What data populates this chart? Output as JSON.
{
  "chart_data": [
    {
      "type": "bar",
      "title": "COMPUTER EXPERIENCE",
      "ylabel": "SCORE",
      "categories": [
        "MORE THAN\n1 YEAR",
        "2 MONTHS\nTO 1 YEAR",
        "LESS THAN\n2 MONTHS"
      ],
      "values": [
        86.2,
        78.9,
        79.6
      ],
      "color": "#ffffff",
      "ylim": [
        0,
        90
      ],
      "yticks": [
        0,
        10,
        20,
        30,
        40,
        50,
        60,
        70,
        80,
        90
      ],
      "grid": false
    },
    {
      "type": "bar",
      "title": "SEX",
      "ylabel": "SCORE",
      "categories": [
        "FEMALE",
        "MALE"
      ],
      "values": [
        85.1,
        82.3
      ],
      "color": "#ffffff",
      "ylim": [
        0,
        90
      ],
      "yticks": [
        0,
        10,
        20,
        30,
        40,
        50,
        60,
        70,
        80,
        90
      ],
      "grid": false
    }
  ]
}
□ □ □ □
Exercise - Return each line of the data exactly as written above.

Response to this task -
What data populates this chart? Output as JSON.
{
  "chart_data": [
    {
      "type": "bar",
      "title": "COMPUTER EXPERIENCE",
      "ylabel": "SCORE",
      "categories": [
        "MORE THAN\n1 YEAR",
        "2 MONTHS\nTO 1 YEAR",
        "LESS THAN\n2 MONTHS"
      ],
      "values": [
        86.2,
        78.9,
        79.6
      ],
      "color": "#ffffff",
      "ylim": [
        0,
        90
      ],
      "yticks": [
        0,
        10,
        20,
        30,
        40,
        50,
        60,
        70,
        80,
        90
      ],
      "grid": false
    },
    {
      "type": "bar",
      "title": "SEX",
      "ylabel": "SCORE",
      "categories": [
        "FEMALE",
        "MALE"
      ],
      "values": [
        85.1,
        82.3
      ],
      "color": "#ffffff",
      "ylim": [
        0,
        90
      ],
      "yticks": [
        0,
        10,
        20,
        30,
        40,
        50,
        60,
        70,
        80,
        90
      ],
      "grid": false
    }
  ]
}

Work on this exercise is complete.